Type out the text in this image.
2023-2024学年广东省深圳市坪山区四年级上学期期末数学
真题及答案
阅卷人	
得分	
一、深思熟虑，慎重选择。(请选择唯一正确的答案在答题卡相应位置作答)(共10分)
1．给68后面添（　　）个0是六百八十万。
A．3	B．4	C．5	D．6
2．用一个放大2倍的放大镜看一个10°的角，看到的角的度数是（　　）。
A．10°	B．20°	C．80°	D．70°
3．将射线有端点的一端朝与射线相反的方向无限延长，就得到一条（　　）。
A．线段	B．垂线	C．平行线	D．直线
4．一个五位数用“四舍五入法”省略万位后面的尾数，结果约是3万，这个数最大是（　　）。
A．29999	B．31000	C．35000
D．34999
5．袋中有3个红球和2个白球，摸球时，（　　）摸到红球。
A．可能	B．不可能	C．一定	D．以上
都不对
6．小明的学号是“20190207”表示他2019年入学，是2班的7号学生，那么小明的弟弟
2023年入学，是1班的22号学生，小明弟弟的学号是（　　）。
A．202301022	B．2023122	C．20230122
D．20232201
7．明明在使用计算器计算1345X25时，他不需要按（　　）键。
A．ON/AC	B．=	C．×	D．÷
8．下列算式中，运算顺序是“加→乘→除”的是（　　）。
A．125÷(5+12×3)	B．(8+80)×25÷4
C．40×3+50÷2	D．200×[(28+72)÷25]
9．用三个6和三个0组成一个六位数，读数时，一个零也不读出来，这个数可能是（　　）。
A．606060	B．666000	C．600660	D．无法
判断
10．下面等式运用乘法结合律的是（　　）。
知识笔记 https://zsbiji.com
* * *
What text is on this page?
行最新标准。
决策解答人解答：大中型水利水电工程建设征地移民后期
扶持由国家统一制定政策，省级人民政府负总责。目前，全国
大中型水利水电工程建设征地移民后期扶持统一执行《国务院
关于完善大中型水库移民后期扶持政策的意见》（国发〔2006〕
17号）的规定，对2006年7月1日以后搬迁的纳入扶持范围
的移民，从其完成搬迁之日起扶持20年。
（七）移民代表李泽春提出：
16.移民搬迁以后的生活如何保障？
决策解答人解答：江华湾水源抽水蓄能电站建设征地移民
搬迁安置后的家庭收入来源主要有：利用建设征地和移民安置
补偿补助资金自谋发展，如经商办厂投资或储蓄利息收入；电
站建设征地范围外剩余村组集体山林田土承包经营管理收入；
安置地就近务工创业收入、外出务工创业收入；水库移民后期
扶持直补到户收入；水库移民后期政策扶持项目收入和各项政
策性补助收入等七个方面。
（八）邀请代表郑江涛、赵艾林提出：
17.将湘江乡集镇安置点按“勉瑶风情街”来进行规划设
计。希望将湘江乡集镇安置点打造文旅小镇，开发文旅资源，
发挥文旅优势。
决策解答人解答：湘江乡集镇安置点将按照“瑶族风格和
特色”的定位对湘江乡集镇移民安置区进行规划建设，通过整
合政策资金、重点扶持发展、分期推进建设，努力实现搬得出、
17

> [SET PROBLEM]: Determine the number of lines in these entries that contain the word "决策解答人解答", and write only that number.

> [ANSWER IN FULL]: 3